▶ **What you should do**: Copy all lines below containing "Advanced".

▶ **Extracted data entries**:
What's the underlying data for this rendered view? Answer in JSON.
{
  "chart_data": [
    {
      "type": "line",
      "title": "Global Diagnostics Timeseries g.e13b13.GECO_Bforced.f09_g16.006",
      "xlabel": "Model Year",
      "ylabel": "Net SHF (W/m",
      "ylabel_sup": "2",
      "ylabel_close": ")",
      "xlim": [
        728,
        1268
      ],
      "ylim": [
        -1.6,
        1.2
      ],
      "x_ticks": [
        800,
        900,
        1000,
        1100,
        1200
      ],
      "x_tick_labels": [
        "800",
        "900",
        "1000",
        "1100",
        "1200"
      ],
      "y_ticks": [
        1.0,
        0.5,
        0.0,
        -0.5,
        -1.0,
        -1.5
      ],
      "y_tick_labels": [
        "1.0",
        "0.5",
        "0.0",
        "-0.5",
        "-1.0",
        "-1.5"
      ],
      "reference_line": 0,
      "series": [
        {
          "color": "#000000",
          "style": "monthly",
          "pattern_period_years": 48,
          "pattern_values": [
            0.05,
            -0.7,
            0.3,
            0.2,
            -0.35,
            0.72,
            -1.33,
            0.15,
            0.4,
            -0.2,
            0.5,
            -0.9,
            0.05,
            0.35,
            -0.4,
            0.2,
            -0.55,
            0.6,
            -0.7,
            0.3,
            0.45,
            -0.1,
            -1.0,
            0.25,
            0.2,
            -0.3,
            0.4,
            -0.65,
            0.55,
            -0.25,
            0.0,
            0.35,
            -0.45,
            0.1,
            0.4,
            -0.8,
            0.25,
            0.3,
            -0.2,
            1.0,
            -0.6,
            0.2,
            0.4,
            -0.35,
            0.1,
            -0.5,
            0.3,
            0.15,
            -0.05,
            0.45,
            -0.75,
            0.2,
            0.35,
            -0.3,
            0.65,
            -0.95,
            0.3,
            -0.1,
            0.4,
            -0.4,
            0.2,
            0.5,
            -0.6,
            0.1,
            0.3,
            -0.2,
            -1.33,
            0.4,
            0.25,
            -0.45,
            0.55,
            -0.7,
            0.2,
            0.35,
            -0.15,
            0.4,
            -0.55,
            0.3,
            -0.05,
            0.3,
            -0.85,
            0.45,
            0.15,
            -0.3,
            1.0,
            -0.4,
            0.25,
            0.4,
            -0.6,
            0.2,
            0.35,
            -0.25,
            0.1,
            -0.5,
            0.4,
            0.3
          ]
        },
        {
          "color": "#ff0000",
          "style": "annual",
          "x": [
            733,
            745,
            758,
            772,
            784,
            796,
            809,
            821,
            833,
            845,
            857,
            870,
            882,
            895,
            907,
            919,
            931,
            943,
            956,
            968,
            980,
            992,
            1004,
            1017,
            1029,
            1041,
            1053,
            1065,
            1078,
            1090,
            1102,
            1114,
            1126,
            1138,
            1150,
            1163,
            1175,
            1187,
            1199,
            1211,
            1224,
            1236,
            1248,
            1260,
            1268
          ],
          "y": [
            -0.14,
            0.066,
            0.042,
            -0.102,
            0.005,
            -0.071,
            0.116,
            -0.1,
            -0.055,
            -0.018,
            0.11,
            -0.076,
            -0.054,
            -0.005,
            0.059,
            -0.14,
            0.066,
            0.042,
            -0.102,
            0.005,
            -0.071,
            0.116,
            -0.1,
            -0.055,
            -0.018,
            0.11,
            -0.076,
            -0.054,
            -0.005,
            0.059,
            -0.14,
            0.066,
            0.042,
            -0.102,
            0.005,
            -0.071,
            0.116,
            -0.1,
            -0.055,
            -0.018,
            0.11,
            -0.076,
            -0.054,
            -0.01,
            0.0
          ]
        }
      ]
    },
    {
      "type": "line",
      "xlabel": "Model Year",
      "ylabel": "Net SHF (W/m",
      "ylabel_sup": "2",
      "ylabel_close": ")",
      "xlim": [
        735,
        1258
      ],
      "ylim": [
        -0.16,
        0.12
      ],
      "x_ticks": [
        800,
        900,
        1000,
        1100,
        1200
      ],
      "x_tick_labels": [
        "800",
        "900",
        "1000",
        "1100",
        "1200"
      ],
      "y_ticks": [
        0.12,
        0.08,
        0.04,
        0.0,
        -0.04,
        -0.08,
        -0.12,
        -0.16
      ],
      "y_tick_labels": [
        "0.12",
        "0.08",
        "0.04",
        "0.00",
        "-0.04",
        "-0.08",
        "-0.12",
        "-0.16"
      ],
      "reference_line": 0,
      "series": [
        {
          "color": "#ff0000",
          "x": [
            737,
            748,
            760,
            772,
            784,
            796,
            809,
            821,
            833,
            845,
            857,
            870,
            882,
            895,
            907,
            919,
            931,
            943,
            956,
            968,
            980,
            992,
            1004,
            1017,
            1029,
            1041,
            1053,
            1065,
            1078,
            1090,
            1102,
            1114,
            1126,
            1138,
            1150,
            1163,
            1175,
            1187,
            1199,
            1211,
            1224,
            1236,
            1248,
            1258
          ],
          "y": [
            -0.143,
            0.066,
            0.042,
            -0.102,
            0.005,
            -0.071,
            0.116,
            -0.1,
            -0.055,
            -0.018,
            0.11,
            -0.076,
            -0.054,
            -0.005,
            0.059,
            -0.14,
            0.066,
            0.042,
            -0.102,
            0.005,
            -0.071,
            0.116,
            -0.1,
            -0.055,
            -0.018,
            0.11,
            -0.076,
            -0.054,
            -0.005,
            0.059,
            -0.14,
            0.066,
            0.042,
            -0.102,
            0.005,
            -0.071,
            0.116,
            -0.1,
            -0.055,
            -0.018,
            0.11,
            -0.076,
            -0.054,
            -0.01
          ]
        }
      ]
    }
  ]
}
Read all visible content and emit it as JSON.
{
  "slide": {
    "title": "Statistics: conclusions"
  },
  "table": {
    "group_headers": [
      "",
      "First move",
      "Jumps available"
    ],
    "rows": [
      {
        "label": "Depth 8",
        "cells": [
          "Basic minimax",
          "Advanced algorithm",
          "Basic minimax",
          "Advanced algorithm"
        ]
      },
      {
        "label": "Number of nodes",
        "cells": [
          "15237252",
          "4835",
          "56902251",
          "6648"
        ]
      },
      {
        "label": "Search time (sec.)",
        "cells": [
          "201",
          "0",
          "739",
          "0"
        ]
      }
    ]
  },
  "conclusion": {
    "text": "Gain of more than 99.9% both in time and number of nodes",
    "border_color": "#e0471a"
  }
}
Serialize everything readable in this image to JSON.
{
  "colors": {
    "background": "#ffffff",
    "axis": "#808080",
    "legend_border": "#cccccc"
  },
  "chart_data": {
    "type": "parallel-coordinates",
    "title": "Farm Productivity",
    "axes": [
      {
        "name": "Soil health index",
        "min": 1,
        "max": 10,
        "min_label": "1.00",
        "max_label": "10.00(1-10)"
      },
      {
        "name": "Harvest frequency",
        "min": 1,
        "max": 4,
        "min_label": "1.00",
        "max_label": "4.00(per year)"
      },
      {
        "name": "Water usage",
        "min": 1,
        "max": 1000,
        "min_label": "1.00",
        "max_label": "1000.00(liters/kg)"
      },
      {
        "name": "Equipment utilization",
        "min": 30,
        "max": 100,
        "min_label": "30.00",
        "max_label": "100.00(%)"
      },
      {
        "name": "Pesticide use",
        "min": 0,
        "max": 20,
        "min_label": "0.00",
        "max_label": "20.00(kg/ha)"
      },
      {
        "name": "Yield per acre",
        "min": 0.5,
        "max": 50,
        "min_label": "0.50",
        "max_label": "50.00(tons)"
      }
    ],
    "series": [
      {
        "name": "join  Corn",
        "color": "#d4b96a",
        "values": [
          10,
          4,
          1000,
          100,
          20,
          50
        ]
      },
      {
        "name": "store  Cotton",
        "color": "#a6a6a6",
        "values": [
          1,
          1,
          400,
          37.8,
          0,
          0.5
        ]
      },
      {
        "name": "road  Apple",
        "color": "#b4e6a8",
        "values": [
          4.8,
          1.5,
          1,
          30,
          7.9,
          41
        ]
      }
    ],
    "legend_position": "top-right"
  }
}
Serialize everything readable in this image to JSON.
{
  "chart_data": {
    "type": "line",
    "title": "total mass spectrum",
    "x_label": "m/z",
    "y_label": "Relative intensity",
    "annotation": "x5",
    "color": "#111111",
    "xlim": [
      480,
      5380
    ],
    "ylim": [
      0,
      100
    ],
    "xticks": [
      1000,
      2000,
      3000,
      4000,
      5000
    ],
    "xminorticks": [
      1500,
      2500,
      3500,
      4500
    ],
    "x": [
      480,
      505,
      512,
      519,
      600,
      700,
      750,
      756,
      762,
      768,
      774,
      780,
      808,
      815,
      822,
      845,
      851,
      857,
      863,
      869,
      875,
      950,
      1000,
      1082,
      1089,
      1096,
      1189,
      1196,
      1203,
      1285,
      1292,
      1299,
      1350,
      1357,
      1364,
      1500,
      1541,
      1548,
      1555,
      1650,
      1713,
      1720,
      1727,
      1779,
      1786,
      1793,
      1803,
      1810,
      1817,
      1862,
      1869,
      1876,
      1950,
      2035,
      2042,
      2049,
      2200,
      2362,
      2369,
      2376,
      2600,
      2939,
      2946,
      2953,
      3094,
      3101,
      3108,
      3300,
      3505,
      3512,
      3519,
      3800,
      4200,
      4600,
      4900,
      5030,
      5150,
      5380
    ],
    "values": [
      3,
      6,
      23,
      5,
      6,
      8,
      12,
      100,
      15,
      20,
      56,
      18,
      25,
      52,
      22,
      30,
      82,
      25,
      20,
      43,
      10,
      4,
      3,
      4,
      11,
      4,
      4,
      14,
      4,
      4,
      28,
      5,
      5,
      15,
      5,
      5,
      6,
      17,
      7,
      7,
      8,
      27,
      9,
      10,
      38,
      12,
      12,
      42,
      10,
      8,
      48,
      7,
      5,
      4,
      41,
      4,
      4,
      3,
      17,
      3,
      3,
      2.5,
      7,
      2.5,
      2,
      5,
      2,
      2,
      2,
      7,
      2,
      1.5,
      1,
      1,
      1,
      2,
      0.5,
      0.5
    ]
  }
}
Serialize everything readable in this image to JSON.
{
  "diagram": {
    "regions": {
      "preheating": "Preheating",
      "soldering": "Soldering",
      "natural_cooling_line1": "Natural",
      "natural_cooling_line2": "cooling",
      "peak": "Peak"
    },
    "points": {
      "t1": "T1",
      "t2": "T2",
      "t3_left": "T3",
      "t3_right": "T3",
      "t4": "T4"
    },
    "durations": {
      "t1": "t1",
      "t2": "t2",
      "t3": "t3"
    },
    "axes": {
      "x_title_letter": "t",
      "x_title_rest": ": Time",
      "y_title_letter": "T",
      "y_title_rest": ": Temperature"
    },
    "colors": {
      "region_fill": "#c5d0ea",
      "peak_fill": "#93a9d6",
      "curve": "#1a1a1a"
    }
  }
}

▶ **Solved problem**:
          "Advanced algorithm",
          "Advanced algorithm"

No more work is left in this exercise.